SUBDUING YOUR OWN MIND is the essence of the Buddha’s teaching—and the basic method for subduing the mind is meditation. Yet even though we can accomplish so many other things in our life, we find it very hard to develop our mind. When a problem comes, our mind reacts the same way it did before we learned anything about meditation—our mind becomes disturbed, and we are dissatisfied and angry. This happens because we haven’t done the real practice of watching and, most importantly, working to subdue our mind. If subduing our mind had been our main practice, our mind would definitely have developed year by year, month by month, week by week, and even day by day. With the necessary causes and conditions—diligent practice of meditation, of mind-training—the mind surely develops. Please see for yourself!  Right now, why not take the opportunity to enjoy your life with the Dharma? 

  THE ULTIMATE GOAL OF MEDITATING, of practicing Dharma, is to bring happiness to every living being, now and continuingly into the future. Our aim is to bring all beings happiness until we and they together end the cycle of death and rebirth into problems and suffering. 


             

Desire

  WHEN YOUR MIND IS OVERWHELMED by strong desire, it interferes with your seeing reality clearly. Desire clings to the exaggerated appearance of the object of desire as permanently, truly, self-existently good. After you exaggerate the good qualities of the object and label it “good,” you hallucinate that it appears as something good from its own side—and you then cling to that. Clinging to that exaggerated appearance interferes with the ability to see the ultimate nature of the object.  When this happens, rather than looking at the object, the person or thing you desire, you should look at the subject, your mind. Simply watch your mind. Change the object of attention from outside (the thing you are hallucinating about) to inside (the hallucinating mind itself ). Instead of thinking of that external object, look at the mind that is thinking of that object. When you practice even this simple meditation there’s immediately a change. Overpowering desire suddenly has the potential to be stopped. There’s space in your mind to see the true nature of yourself and of the object of your desire. If you do this even for a moment, the desiring mind starts to become controlled, pacified, subdued.  The dissatisfied mind of desire is one of the main causes of stress. 

  Letting go of attachment is not a loss; you are not losing anything. Truly, when you let go of suffering you gain inner peace and deep satisfaction. 

  YOU FOLLOW DESIRE WITH THE AIM of getting satisfaction. Your aim is worthwhile and you are right to wish to obtain it—but the method is wrong and results only in dissatisfaction.  Following desire cannot lead to satisfaction. 

  YOU FOLLOW DESIRE and you are not satisfied. Again you follow desire, and again you are not satisfied. Again you try, and again you are not satisfied.  Clinging to a small pleasure becomes an obstacle to obtaining the great pleasure of ultimate happiness. 

  WHEN I SAY that you should give up desire, it might sound as if I’m telling you to give up your happiness—but this isn’t so! If you ever really look deeply at desire and the objects of desire, you will see that even though such things appear as pleasures, there is no real pleasure to be found there. Cutting off desire, however, doesn’t mean that you cut off all happiness—far from it! Truly, when you renounce desire you open yourself in the only way possible to true happiness. Because you may not have experienced this true happiness yet, you mistake the subtle suffering of desire for true peace—but once you realize the infinite benefits of renouncing selfishness and desire, this kind of renunciation is a joyful act.  Attachment is like honey on a razor’s edge: it looks like pleasure but offers only pain.
───
* _REQUIREMENT 1_: In the meditation text, what is attachment compared to?
* _REQUIREMENT 2_: Resume the meditation text on desire and the mind, starting right after its last sentence.

[Page layout parsing data]
───
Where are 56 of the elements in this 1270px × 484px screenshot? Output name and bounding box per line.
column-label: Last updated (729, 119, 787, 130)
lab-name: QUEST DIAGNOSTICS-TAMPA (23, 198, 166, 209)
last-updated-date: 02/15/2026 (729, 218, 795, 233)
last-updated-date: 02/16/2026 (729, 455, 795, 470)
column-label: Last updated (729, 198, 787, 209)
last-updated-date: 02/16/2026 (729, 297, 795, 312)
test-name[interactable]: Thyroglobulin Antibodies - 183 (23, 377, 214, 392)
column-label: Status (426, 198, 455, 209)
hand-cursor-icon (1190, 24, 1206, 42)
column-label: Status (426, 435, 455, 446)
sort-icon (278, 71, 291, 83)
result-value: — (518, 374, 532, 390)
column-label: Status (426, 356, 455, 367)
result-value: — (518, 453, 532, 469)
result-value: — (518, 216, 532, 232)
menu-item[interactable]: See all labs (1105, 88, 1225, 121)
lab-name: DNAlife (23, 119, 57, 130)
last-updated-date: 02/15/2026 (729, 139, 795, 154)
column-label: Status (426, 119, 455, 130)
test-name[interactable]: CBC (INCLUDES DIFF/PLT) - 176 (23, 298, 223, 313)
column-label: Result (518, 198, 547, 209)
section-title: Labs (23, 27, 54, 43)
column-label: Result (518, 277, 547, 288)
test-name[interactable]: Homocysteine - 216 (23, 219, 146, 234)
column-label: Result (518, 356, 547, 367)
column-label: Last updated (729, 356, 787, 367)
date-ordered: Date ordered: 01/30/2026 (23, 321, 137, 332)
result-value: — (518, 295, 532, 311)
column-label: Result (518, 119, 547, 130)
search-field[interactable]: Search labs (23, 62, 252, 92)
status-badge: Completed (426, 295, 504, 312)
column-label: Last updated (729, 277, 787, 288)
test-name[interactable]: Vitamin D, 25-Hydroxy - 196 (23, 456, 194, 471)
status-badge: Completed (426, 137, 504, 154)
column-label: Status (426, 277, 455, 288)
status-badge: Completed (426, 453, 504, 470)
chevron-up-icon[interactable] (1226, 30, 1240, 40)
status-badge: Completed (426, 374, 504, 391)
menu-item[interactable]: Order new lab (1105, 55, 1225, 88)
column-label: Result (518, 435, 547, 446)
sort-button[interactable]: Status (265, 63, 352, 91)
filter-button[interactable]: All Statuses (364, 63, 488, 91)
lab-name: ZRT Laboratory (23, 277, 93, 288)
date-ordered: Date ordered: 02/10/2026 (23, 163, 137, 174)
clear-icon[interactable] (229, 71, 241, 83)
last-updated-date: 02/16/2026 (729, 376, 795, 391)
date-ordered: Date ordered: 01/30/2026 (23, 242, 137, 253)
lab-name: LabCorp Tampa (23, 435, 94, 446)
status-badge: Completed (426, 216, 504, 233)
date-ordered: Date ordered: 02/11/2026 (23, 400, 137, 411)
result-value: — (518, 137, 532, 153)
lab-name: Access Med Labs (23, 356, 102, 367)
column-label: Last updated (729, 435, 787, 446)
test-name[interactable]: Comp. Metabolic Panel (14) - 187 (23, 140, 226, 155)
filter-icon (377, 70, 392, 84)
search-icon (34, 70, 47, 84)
───
* _EXERCISE RESULT 1_: Honey on a razor's edge.

* _EXERCISE RESULT 2_:
  OFTEN, BEFORE THE BENEFITS of renouncing desire have completely become clear to you, it’s as if there are two warring parties in your mind: the party of desire and the party of wisdom. You have to take the side of one of them. Rather than taking the side of desire, choose to take the side of Dharma wisdom. This simple act is like choosing reality over hallucination.  Any samsaric pleasure is nothing new, only more suffering. 

  SAMSARIC PLEASURE, which is dependent on external things, is only suffering. When one problem stops and another problem has started but is still small, we call it “pleasure.” We project the appearance of pleasure and believe in that. And in this way we see the unbearable prison of samsara as a lush, beautiful park—which is, after all, a hallucination.  As long as you follow desire you will never find satisfaction. 

 


             

Attitude

  DIFFICULT EMOTIONS OR MEMORIES are only problems if you don’t have methods to transform them. If you don’t remember or don’t apply those methods of thought-transformation, difficult emotions and memories bring only suffering. However, if you apply the right tools, the tools of thought-transformation, the more these things appear to you, the more practice you can do! Isn’t that wonderful?  It is truly possible to transform your whole life and your whole mind into the essence of Dharma itself. 

  WHENEVER YOU EXPERIENCE a problem, think: “I am experiencing this problem on behalf of all other beings. Instead of allowing countless other people to experience it, I alone will take all these problems upon myself, so that everyone else can be free of them.” This attitude stops the problem by purifying the cause of the problem, which is always within your mind. Experiencing your problems in this way keeps your mind happy and benefits others—and when your problem benefits others, it also, of course, benefits you.  Everything depends on how you use your mind.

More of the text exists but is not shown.